[Data entries]
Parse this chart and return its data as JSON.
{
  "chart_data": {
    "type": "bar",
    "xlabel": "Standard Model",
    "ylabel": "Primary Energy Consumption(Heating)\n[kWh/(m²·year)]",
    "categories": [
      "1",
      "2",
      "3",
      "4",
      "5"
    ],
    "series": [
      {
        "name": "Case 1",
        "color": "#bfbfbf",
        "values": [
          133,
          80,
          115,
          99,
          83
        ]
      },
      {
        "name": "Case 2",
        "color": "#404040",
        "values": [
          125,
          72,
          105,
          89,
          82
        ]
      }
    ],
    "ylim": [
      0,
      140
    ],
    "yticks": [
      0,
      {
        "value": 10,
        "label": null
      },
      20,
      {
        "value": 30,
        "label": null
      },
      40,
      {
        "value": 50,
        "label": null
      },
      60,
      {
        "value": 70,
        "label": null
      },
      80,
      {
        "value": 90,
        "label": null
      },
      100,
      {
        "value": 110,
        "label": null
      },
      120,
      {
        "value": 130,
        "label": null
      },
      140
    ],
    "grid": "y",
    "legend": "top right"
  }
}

What you will do: Write out all the records above again, exactly as they stand.

Written answer:
Parse this chart and return its data as JSON.
{
  "chart_data": {
    "type": "bar",
    "xlabel": "Standard Model",
    "ylabel": "Primary Energy Consumption(Heating)\n[kWh/(m²·year)]",
    "categories": [
      "1",
      "2",
      "3",
      "4",
      "5"
    ],
    "series": [
      {
        "name": "Case 1",
        "color": "#bfbfbf",
        "values": [
          133,
          80,
          115,
          99,
          83
        ]
      },
      {
        "name": "Case 2",
        "color": "#404040",
        "values": [
          125,
          72,
          105,
          89,
          82
        ]
      }
    ],
    "ylim": [
      0,
      140
    ],
    "yticks": [
      0,
      {
        "value": 10,
        "label": null
      },
      20,
      {
        "value": 30,
        "label": null
      },
      40,
      {
        "value": 50,
        "label": null
      },
      60,
      {
        "value": 70,
        "label": null
      },
      80,
      {
        "value": 90,
        "label": null
      },
      100,
      {
        "value": 110,
        "label": null
      },
      120,
      {
        "value": 130,
        "label": null
      },
      140
    ],
    "grid": "y",
    "legend": "top right"
  }
}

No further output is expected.